— begin MATERIALS PROVIDED —

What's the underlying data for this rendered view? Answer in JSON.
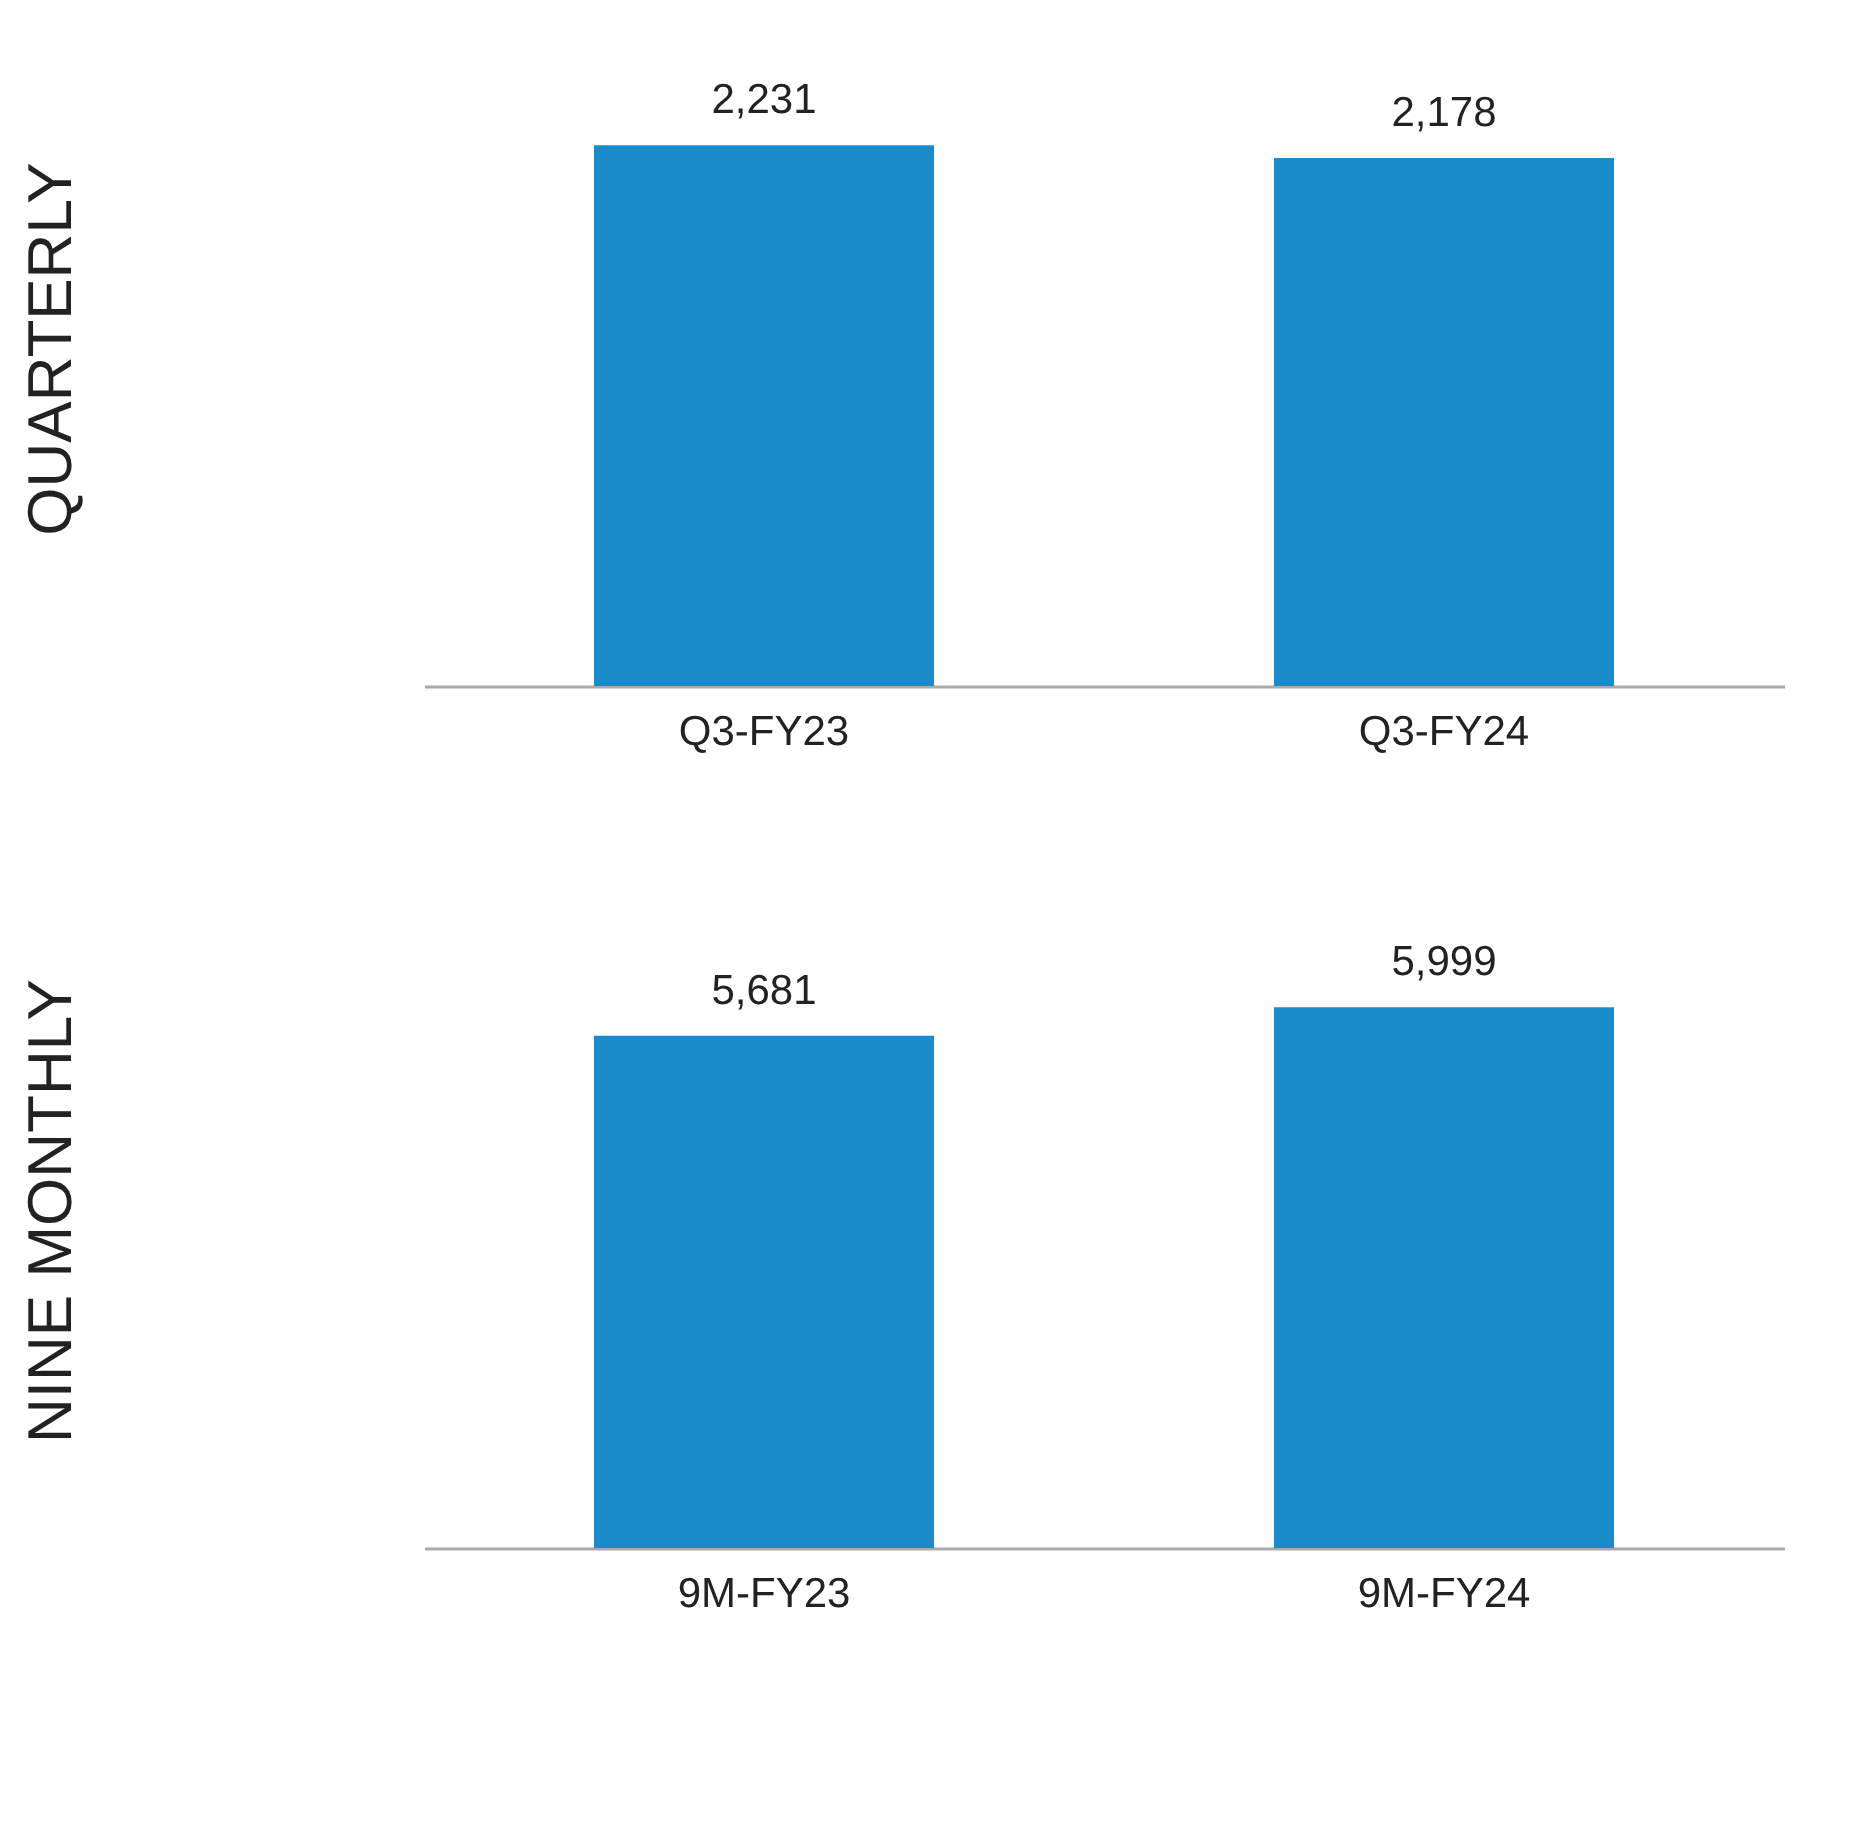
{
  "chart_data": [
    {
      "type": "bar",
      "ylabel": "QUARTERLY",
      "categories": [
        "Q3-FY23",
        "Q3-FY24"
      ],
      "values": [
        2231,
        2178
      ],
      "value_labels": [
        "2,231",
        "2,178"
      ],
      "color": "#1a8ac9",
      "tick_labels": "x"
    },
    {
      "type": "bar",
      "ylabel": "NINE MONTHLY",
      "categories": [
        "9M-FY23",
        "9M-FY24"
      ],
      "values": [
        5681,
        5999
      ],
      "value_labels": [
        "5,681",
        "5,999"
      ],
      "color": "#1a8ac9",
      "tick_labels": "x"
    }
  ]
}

— end MATERIALS PROVIDED —

• GOAL OF THE EXERCISE: Write out every line of the entries that holds the word "ylabel".

• RESULT:
      "ylabel": "QUARTERLY",
      "ylabel": "NINE MONTHLY",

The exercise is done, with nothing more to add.